## Exercise inputs
»»

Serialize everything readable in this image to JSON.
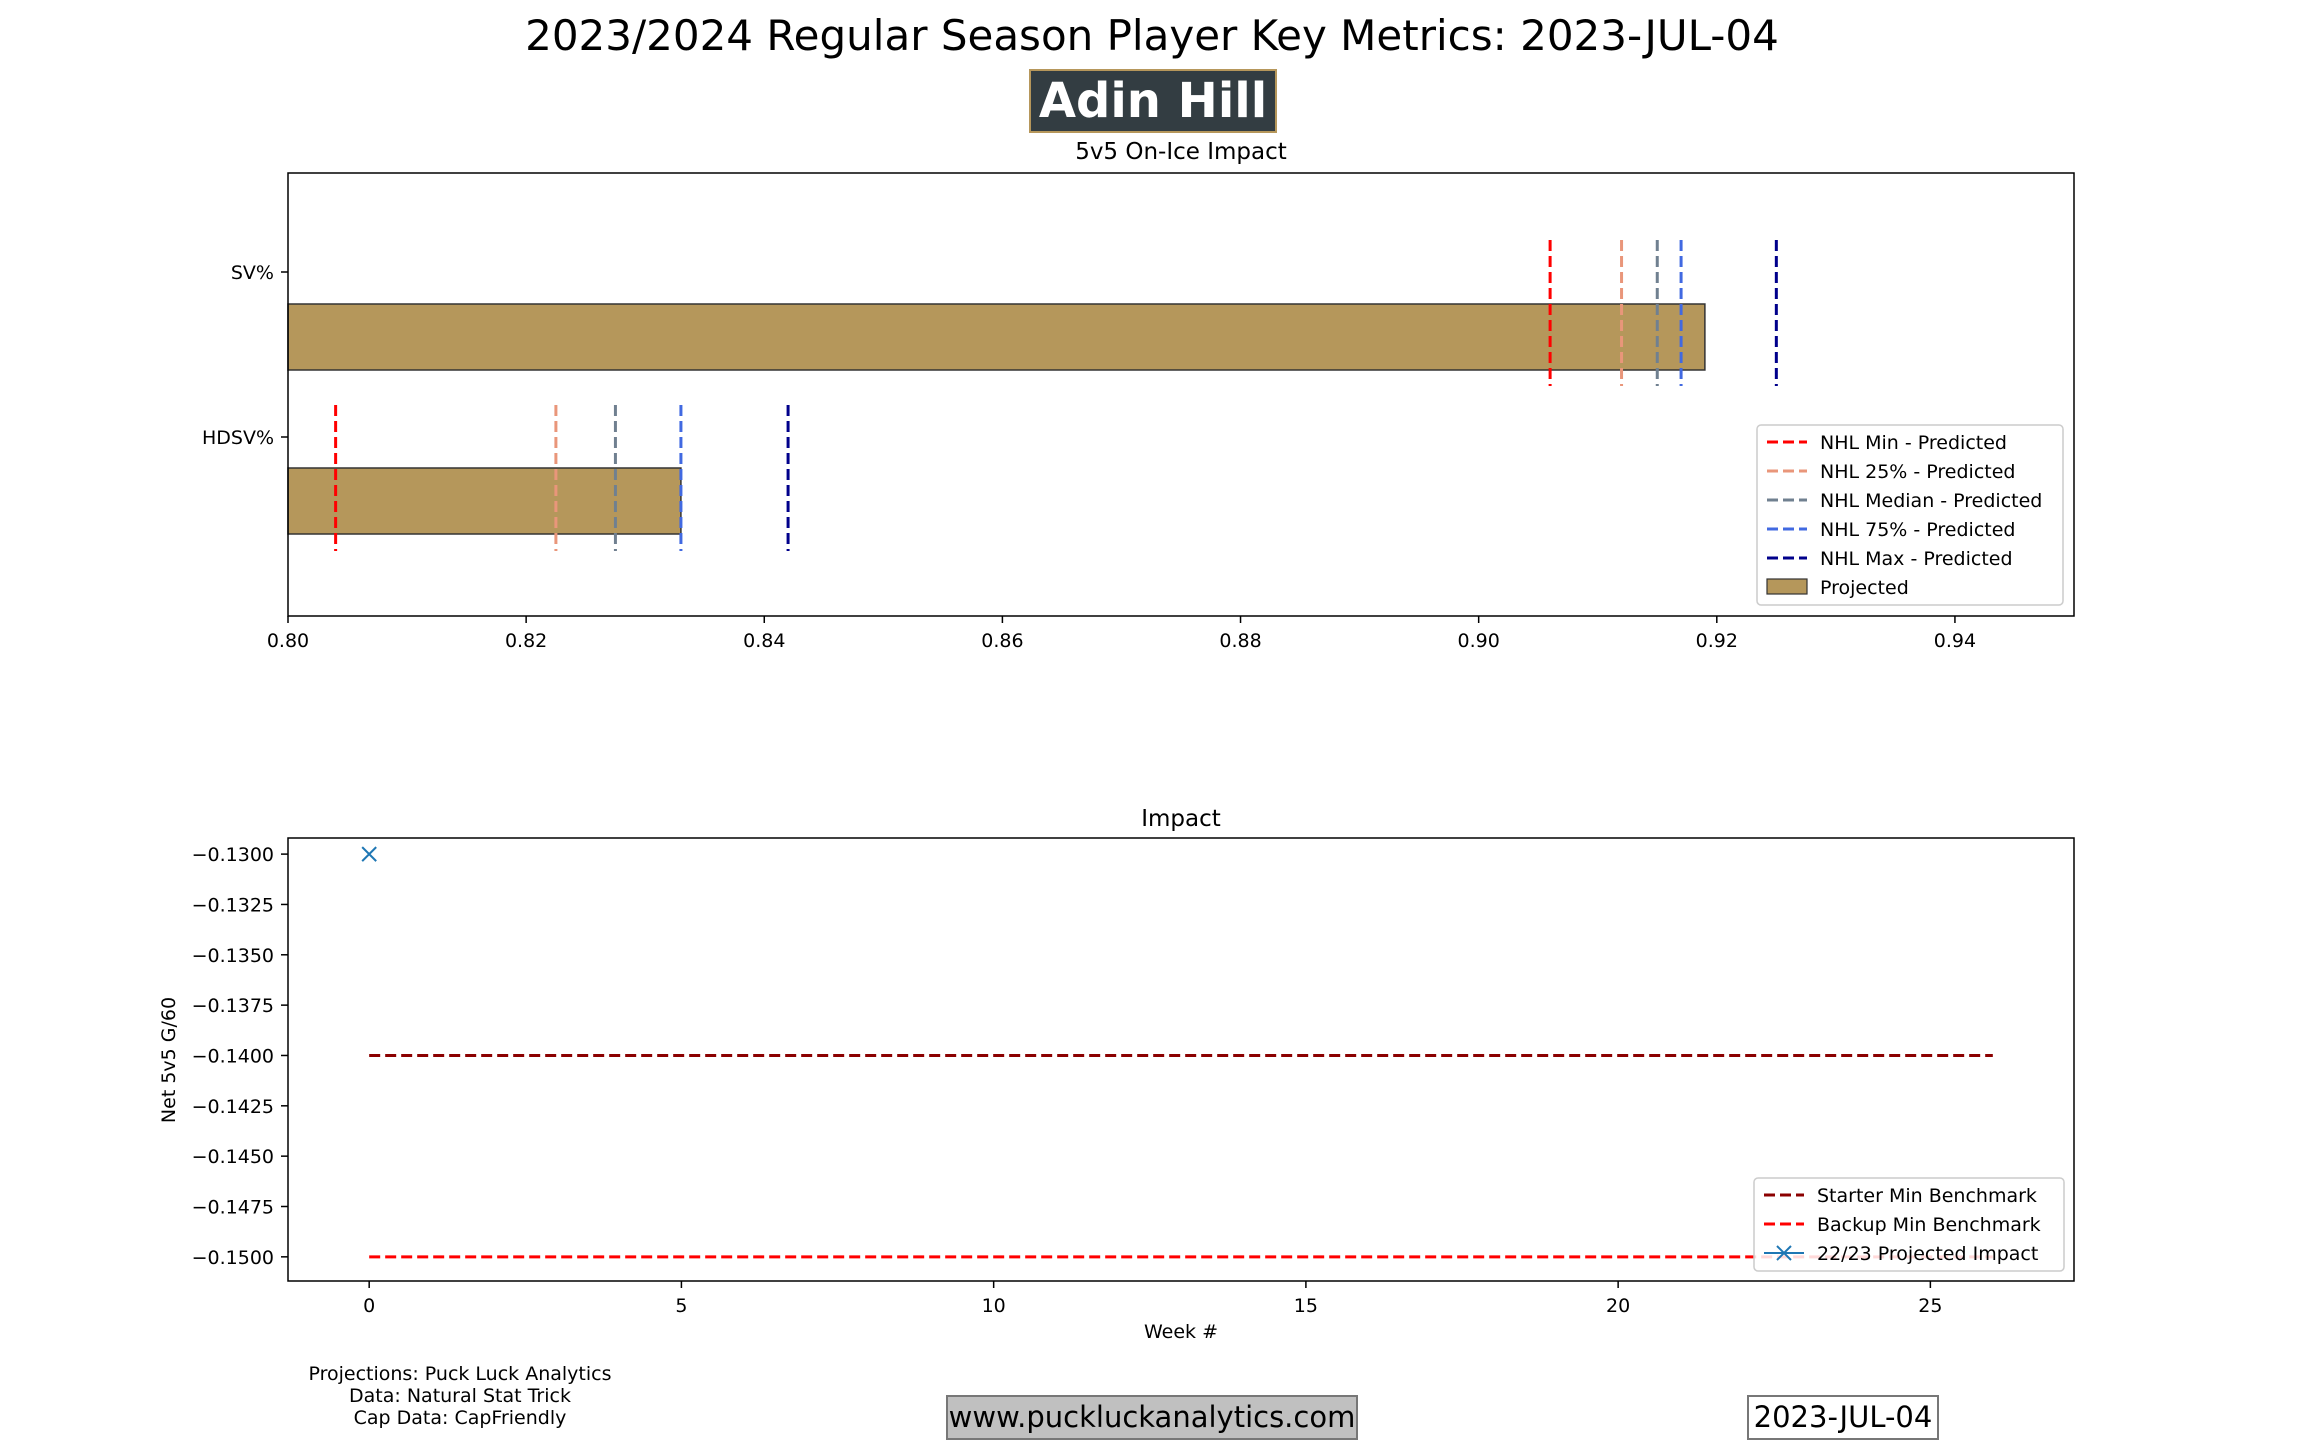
{
  "header": {
    "title": "2023/2024 Regular Season Player Key Metrics: 2023-JUL-04",
    "player_name": "Adin Hill"
  },
  "footer": {
    "credits": [
      "Projections: Puck Luck Analytics",
      "Data: Natural Stat Trick",
      "Cap Data: CapFriendly"
    ],
    "website": "www.puckluckanalytics.com",
    "date": "2023-JUL-04"
  },
  "colors": {
    "bar_fill": "#b5975b",
    "nhl_min": "#ff0000",
    "nhl_25": "#e9967a",
    "nhl_median": "#708090",
    "nhl_75": "#4169e1",
    "nhl_max": "#00008b",
    "starter_benchmark": "#8b0000",
    "backup_benchmark": "#ff0000",
    "projected_impact": "#1f77b4"
  },
  "chart_data": [
    {
      "type": "bar",
      "orientation": "horizontal",
      "title": "5v5 On-Ice Impact",
      "categories": [
        "SV%",
        "HDSV%"
      ],
      "xlim": [
        0.8,
        0.95
      ],
      "xticks": [
        0.8,
        0.82,
        0.84,
        0.86,
        0.88,
        0.9,
        0.92,
        0.94
      ],
      "xtick_labels": [
        "0.80",
        "0.82",
        "0.84",
        "0.86",
        "0.88",
        "0.90",
        "0.92",
        "0.94"
      ],
      "series": [
        {
          "name": "Projected",
          "values": [
            0.919,
            0.833
          ]
        }
      ],
      "reference_lines": [
        {
          "name": "NHL Min - Predicted",
          "values": [
            0.906,
            0.804
          ]
        },
        {
          "name": "NHL 25% - Predicted",
          "values": [
            0.912,
            0.8225
          ]
        },
        {
          "name": "NHL Median - Predicted",
          "values": [
            0.915,
            0.8275
          ]
        },
        {
          "name": "NHL 75% - Predicted",
          "values": [
            0.917,
            0.833
          ]
        },
        {
          "name": "NHL Max - Predicted",
          "values": [
            0.925,
            0.842
          ]
        }
      ],
      "legend_position": "lower-right"
    },
    {
      "type": "line",
      "title": "Impact",
      "xlabel": "Week #",
      "ylabel": "Net 5v5 G/60",
      "xlim": [
        -1.3,
        27.3
      ],
      "ylim": [
        -0.1512,
        -0.1292
      ],
      "xticks": [
        0,
        5,
        10,
        15,
        20,
        25
      ],
      "yticks": [
        -0.13,
        -0.1325,
        -0.135,
        -0.1375,
        -0.14,
        -0.1425,
        -0.145,
        -0.1475,
        -0.15
      ],
      "ytick_labels": [
        "−0.1300",
        "−0.1325",
        "−0.1350",
        "−0.1375",
        "−0.1400",
        "−0.1425",
        "−0.1450",
        "−0.1475",
        "−0.1500"
      ],
      "series": [
        {
          "name": "Starter Min Benchmark",
          "style": "dashed",
          "x": [
            0,
            26
          ],
          "y": [
            -0.14,
            -0.14
          ]
        },
        {
          "name": "Backup Min Benchmark",
          "style": "dashed",
          "x": [
            0,
            26
          ],
          "y": [
            -0.15,
            -0.15
          ]
        },
        {
          "name": "22/23 Projected Impact",
          "style": "marker-x",
          "x": [
            0
          ],
          "y": [
            -0.13
          ]
        }
      ],
      "legend_position": "lower-right"
    }
  ]
}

««

## Your task
Collect the complete line wherever the string "Predicted" appears in the records.

## Right answer
          "name": "NHL Min - Predicted",
          "name": "NHL 25% - Predicted",
          "name": "NHL Median - Predicted",
          "name": "NHL 75% - Predicted",
          "name": "NHL Max - Predicted",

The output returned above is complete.